Show every line of the entries below that contains the string "segment".

- **Data provided**:
--- Start ---
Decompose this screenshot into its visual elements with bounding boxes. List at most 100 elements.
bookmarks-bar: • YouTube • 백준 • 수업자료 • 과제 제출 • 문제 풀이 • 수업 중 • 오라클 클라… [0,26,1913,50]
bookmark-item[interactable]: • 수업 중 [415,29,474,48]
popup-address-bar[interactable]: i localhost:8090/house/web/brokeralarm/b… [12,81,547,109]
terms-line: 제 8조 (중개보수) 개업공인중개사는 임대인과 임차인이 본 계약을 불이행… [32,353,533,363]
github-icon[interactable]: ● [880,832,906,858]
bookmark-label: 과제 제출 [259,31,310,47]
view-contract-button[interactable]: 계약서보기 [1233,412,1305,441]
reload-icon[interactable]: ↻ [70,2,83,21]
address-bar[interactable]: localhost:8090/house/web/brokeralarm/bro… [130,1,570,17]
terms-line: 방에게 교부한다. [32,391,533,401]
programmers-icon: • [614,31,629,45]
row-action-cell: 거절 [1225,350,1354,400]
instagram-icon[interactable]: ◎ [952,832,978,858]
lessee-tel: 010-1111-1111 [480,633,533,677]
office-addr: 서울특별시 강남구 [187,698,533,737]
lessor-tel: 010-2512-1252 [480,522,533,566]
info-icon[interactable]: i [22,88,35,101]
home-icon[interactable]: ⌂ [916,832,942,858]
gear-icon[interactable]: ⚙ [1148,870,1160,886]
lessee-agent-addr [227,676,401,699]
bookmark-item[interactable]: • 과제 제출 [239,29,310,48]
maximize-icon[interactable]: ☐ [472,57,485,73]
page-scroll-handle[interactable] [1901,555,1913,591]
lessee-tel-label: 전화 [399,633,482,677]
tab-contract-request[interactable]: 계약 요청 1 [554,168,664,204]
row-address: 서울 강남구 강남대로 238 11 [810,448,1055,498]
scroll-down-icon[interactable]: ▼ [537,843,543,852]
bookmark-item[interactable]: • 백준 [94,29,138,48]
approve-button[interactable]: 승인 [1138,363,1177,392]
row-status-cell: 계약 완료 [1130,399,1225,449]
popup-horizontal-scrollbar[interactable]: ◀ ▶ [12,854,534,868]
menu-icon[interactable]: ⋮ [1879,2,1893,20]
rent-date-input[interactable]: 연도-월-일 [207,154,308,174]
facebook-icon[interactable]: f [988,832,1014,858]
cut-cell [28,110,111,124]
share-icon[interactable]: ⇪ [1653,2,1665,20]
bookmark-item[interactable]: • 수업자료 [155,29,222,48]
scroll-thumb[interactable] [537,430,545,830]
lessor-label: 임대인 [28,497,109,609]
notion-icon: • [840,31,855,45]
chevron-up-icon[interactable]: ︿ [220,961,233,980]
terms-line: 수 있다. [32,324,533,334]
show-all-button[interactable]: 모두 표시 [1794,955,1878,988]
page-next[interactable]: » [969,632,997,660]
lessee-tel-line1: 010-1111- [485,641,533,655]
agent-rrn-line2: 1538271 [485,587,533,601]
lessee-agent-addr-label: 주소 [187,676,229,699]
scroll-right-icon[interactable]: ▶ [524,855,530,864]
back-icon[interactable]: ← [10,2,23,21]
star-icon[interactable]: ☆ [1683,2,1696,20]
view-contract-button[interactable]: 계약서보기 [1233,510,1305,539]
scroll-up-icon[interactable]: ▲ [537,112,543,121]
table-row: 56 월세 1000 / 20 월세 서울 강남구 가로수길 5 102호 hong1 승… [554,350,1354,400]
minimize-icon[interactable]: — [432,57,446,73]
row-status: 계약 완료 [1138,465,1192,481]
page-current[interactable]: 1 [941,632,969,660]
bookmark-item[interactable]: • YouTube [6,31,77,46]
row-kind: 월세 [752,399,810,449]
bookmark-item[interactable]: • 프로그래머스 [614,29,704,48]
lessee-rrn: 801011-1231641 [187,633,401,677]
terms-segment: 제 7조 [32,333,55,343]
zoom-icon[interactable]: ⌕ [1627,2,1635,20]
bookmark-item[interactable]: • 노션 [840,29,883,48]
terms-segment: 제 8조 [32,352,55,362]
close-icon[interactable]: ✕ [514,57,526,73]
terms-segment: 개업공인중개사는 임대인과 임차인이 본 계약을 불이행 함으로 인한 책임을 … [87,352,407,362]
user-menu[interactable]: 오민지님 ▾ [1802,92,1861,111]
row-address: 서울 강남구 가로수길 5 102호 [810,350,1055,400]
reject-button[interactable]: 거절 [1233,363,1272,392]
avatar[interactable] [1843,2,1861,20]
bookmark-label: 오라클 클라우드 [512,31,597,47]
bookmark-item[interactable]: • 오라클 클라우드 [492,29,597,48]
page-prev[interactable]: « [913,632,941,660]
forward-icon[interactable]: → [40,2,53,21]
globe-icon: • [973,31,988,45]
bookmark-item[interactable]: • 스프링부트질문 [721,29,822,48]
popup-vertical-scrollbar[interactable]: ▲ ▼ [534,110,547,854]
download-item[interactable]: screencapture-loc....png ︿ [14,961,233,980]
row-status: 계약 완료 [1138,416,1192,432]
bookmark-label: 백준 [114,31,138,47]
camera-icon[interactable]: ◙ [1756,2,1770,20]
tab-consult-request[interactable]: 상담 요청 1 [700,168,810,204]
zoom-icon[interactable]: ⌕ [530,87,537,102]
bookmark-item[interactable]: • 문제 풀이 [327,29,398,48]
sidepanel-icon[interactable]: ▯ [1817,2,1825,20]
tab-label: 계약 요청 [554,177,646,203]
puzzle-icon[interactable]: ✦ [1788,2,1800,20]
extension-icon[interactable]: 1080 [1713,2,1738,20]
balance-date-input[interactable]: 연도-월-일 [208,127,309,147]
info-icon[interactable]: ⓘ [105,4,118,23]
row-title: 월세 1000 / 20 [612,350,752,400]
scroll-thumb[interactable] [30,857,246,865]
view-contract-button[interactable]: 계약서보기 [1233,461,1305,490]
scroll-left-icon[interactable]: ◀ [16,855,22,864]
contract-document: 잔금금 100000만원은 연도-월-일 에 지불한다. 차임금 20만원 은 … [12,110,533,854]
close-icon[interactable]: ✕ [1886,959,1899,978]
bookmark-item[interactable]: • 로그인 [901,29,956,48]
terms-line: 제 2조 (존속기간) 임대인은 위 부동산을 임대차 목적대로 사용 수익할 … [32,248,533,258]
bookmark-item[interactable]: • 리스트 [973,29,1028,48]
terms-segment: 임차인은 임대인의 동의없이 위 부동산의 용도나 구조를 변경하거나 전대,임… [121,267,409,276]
--- End ---
- **Task result**:
terms-segment: 제 7조 [32,333,55,343]
terms-segment: 제 8조 [32,352,55,362]
terms-segment: 개업공인중개사는 임대인과 임차인이 본 계약을 불이행 함으로 인한 책임을 … [87,352,407,362]
terms-segment: 임차인은 임대인의 동의없이 위 부동산의 용도나 구조를 변경하거나 전대,임… [121,267,409,276]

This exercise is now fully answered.